Go through the entries one line at a time, and gather every line that has the word "local".

══ Dataset rows ══

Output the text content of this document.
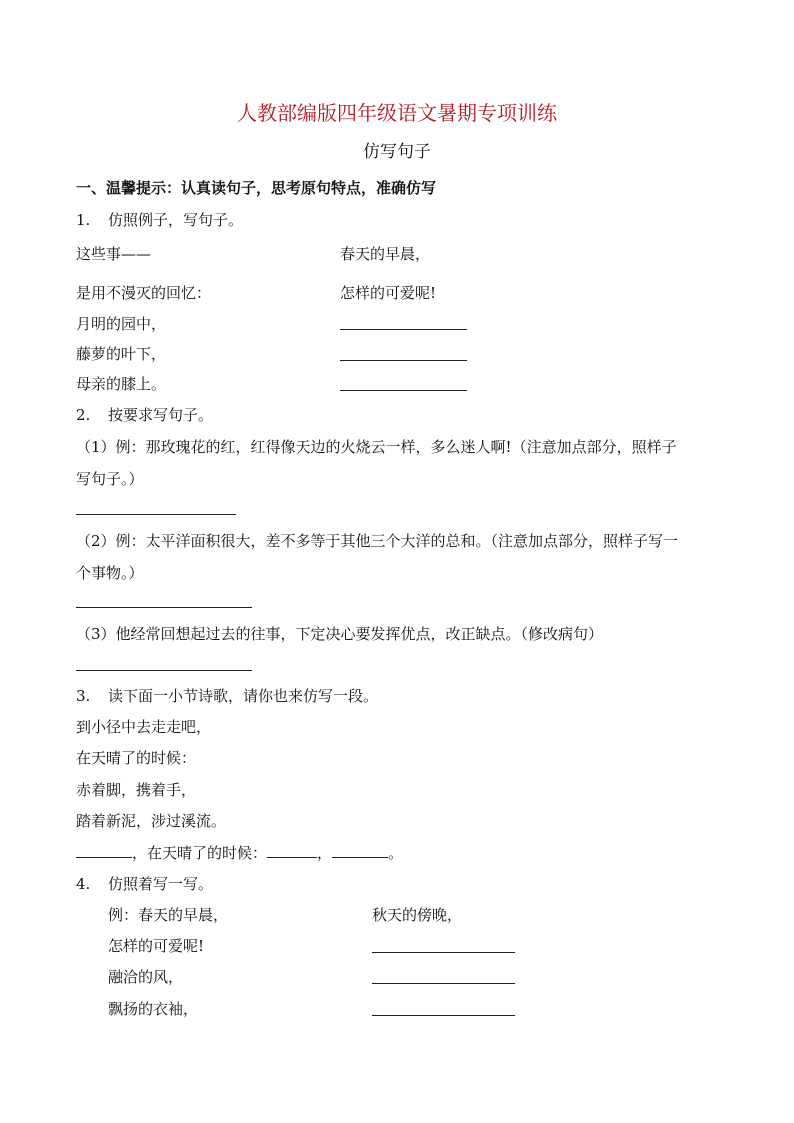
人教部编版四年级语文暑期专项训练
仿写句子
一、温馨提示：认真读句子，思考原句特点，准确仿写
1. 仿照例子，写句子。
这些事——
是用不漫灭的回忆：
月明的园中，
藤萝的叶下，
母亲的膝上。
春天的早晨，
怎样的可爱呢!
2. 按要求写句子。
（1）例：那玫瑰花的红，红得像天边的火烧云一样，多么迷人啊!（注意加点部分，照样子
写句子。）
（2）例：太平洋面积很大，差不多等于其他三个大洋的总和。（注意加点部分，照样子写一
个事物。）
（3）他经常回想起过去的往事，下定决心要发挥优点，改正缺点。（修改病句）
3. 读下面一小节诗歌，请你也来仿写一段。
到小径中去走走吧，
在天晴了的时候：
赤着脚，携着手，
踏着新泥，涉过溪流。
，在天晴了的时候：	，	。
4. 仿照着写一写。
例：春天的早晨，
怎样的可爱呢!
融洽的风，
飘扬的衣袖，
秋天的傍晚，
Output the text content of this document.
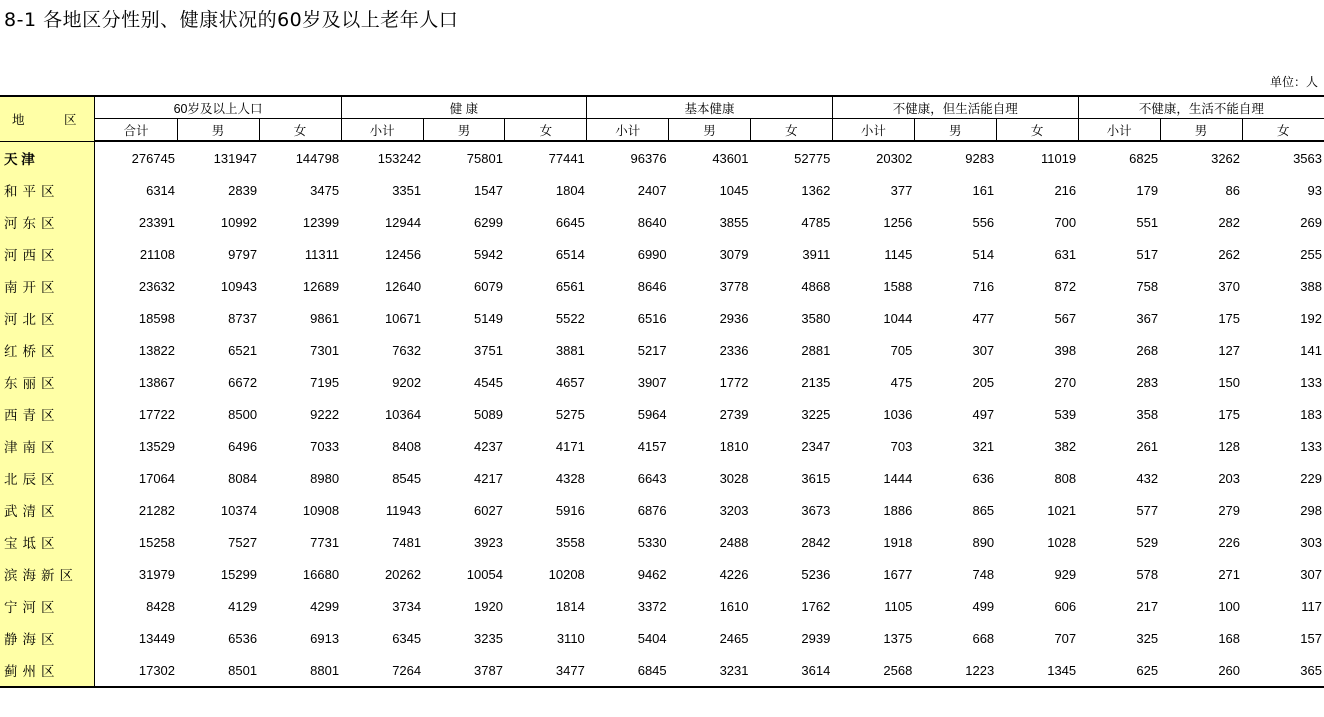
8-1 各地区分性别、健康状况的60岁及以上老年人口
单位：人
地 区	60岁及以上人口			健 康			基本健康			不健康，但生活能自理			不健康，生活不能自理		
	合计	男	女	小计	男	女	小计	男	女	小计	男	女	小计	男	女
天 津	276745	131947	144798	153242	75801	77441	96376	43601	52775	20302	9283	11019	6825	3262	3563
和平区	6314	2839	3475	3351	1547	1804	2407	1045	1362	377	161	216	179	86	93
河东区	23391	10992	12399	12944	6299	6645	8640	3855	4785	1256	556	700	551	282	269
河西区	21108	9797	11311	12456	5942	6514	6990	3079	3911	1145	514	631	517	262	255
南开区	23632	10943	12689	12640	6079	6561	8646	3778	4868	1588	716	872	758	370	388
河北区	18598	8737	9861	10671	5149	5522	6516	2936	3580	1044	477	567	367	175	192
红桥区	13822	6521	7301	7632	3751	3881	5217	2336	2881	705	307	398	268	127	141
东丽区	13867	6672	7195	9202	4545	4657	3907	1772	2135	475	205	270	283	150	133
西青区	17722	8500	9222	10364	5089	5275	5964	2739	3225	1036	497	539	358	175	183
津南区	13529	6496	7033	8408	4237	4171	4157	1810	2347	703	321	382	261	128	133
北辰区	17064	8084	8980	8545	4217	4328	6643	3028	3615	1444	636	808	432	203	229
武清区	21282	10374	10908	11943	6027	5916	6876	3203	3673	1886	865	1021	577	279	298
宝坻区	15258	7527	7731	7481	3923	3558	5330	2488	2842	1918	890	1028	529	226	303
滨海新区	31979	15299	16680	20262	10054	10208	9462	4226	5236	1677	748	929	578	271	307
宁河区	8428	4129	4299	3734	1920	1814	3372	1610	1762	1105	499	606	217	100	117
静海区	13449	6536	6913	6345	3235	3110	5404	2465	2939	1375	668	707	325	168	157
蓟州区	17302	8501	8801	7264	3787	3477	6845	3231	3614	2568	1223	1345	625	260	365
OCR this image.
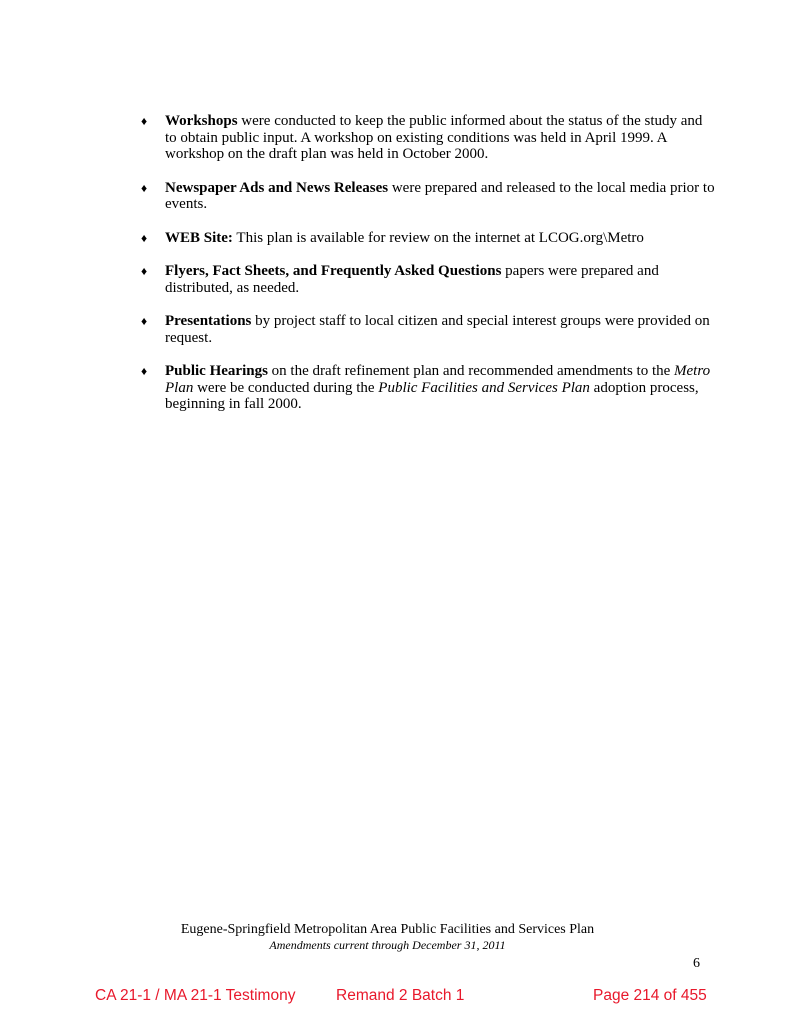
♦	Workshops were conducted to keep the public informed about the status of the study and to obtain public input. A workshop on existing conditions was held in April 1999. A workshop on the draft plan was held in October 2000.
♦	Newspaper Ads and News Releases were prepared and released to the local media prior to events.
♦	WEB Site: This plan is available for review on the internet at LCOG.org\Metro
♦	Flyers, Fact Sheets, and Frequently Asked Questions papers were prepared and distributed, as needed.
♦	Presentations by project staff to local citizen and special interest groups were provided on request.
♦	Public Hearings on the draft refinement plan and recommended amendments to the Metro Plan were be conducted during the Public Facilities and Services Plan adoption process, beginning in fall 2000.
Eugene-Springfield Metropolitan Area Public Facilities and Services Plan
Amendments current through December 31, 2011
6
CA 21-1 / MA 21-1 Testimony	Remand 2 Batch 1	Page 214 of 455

═══
══ Dataset rows ══

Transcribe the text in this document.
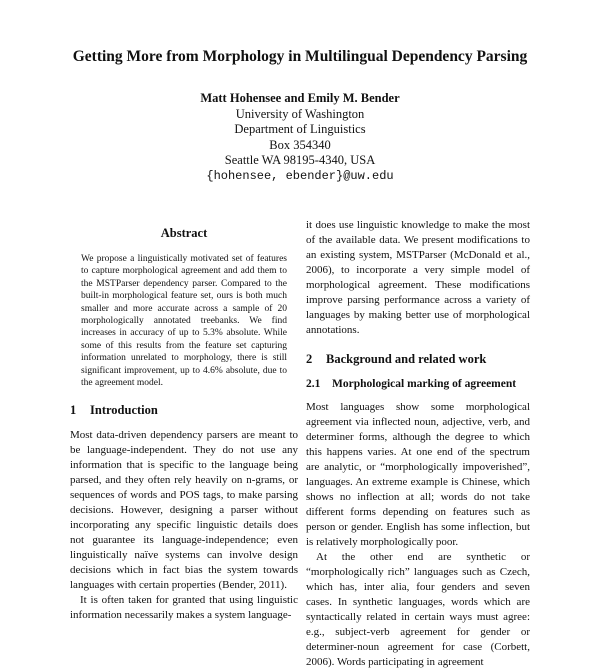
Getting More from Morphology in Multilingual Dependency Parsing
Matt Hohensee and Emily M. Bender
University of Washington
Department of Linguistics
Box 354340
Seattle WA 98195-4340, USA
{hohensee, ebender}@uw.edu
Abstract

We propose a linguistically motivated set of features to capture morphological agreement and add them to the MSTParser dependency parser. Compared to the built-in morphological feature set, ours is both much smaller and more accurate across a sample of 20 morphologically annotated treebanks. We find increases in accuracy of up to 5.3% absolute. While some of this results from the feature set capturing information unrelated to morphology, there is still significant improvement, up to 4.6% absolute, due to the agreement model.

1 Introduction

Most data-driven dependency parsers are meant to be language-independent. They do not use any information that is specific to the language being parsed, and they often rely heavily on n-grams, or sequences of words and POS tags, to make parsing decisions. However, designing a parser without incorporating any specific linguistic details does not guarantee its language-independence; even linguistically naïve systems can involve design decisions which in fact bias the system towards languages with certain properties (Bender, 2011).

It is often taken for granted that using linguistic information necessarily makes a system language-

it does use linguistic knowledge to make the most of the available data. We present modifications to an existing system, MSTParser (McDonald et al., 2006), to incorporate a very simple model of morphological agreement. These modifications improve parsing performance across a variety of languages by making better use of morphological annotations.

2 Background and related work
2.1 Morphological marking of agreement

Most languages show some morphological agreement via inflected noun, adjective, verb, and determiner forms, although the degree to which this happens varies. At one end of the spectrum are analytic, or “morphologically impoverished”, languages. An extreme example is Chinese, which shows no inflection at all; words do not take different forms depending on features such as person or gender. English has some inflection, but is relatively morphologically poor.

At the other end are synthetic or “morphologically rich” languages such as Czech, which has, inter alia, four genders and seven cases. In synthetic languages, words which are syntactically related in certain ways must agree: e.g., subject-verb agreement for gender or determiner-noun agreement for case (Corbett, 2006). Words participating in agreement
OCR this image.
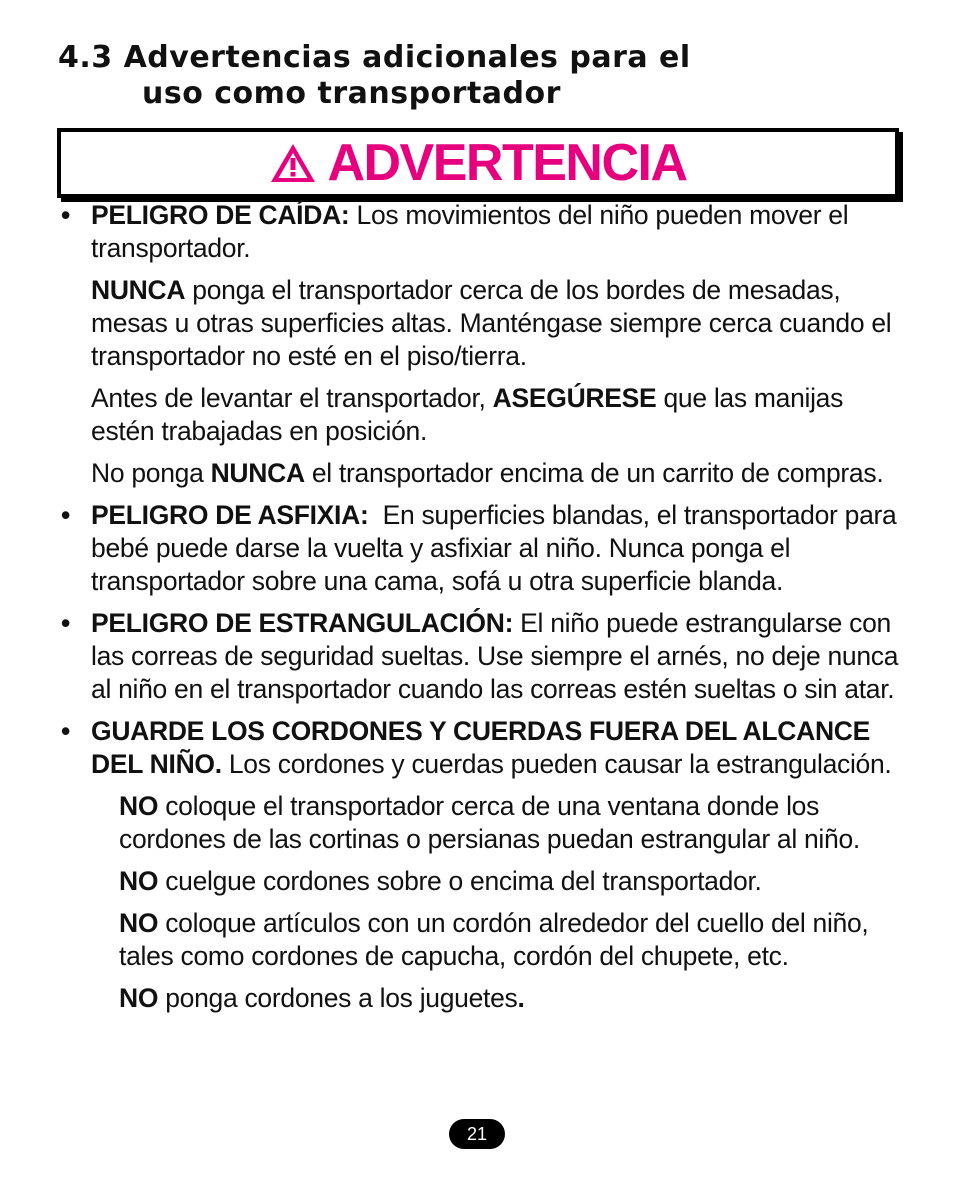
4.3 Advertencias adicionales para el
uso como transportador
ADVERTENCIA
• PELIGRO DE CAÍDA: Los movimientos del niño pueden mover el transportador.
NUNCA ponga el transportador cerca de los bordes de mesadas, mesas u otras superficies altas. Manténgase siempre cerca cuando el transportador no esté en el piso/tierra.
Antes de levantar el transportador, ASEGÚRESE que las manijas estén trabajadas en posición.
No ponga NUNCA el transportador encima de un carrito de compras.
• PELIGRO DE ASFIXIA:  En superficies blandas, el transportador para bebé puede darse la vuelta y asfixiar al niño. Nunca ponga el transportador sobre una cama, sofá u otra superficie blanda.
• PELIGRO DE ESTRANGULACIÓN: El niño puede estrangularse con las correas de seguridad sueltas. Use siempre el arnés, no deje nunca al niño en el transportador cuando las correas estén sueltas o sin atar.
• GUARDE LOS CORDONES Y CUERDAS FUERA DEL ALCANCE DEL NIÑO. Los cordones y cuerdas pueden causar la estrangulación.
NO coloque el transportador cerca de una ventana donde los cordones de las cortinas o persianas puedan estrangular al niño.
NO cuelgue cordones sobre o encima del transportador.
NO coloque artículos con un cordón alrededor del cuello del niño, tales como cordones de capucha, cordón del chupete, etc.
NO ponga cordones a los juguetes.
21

═══

• [Result below]
♦	Newspaper Ads and News Releases were prepared and released to the local media prior to events.
♦	Presentations by project staff to local citizen and special interest groups were provided on request.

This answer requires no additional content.